Data items ▸

....................

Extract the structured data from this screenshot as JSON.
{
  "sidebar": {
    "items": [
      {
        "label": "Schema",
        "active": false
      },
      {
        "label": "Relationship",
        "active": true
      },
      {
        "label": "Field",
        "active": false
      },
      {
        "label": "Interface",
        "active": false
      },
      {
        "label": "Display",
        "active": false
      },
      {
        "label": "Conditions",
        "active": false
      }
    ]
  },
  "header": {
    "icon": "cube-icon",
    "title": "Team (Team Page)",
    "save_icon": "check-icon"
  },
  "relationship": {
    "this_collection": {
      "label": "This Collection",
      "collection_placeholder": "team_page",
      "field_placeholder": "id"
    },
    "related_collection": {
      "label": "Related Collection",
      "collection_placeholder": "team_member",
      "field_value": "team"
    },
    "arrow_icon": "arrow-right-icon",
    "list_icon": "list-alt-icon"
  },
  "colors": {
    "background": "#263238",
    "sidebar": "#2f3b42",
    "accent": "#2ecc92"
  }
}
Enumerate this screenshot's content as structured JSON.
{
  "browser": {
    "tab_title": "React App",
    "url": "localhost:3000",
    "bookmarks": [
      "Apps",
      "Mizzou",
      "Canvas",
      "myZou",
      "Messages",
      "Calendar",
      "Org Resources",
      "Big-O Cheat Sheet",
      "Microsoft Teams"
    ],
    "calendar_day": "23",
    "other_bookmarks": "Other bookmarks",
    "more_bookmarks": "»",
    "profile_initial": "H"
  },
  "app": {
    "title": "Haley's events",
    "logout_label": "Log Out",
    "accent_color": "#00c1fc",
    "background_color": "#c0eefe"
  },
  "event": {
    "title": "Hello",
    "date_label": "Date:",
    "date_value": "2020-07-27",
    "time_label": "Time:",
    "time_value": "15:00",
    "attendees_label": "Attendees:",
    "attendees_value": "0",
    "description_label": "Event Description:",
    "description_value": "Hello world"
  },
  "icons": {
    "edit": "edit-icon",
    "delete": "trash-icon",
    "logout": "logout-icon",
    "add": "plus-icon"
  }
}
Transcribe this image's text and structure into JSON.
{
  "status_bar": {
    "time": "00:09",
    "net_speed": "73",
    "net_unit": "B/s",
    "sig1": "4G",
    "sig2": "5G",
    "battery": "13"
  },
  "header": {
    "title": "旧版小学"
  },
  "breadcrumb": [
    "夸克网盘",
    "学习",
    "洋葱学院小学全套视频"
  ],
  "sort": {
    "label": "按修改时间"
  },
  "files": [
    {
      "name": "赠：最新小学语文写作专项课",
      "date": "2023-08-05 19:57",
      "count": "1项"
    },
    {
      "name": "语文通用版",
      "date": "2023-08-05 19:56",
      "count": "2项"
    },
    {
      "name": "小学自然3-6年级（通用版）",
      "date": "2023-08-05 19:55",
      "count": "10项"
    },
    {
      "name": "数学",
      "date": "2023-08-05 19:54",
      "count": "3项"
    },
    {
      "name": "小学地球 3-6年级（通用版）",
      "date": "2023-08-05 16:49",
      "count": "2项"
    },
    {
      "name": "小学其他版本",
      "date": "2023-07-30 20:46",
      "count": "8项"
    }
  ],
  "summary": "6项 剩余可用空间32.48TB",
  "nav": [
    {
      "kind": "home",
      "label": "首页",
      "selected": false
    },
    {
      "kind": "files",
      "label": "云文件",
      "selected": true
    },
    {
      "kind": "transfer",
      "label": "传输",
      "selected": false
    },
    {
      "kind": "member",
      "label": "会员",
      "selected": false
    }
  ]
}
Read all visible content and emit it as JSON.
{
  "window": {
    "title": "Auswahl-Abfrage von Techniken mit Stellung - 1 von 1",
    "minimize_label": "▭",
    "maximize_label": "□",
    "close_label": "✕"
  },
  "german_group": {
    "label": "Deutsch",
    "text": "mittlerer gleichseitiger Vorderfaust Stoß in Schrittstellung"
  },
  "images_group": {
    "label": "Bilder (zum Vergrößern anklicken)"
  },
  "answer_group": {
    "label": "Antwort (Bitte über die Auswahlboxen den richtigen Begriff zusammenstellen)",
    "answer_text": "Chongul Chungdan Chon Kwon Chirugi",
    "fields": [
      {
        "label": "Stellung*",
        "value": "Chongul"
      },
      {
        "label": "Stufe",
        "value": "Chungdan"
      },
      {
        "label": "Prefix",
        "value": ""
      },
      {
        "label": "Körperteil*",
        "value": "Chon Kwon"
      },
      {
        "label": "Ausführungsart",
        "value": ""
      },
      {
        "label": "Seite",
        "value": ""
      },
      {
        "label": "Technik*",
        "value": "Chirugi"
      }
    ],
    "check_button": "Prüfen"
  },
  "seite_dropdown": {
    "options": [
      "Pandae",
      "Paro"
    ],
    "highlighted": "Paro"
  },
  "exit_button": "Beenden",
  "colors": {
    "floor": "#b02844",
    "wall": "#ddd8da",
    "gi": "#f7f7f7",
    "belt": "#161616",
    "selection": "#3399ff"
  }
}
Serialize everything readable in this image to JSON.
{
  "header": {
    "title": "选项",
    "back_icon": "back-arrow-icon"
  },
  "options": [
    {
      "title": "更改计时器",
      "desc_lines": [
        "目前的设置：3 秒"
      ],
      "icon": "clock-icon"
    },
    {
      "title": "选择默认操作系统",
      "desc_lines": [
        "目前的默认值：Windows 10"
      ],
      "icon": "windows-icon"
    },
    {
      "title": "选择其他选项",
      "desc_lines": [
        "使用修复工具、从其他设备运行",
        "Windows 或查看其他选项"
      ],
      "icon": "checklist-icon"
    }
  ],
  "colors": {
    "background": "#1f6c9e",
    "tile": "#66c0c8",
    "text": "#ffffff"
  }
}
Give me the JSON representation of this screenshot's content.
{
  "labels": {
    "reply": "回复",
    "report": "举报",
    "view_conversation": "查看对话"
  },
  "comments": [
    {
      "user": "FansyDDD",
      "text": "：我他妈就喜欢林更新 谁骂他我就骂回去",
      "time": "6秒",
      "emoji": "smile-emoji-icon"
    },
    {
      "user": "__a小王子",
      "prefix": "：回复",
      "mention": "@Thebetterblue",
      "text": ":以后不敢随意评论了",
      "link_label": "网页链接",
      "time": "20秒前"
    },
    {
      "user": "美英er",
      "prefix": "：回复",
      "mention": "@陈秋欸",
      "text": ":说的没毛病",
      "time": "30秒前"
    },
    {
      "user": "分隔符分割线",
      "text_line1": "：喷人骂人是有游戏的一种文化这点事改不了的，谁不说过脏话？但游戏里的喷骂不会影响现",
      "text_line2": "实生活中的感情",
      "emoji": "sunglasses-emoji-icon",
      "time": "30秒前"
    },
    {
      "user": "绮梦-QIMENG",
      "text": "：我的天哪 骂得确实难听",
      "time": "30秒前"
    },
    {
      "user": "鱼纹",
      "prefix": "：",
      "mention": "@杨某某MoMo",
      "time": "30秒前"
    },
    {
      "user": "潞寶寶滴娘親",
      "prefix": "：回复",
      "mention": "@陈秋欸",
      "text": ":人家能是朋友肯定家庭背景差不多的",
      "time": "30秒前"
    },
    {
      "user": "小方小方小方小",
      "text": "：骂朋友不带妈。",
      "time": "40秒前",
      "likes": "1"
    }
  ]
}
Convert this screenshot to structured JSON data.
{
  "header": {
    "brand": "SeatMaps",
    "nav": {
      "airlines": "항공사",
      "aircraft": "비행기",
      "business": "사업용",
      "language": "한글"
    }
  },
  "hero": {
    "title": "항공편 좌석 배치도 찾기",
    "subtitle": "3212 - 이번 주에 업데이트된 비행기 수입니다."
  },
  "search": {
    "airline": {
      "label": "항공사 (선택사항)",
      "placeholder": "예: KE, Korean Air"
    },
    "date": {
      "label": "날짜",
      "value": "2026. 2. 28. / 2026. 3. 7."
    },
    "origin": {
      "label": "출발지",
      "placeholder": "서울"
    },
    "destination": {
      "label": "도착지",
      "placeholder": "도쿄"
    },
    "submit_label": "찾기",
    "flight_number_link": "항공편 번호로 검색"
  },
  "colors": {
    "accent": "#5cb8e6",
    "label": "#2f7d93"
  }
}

....................

REQUIRED WORK ▸ List all lines holding the string "count".

ANSWER TO THIS TASK ▸
      "count": "1项"
      "count": "2项"
      "count": "10项"
      "count": "3项"
      "count": "2项"
      "count": "8项"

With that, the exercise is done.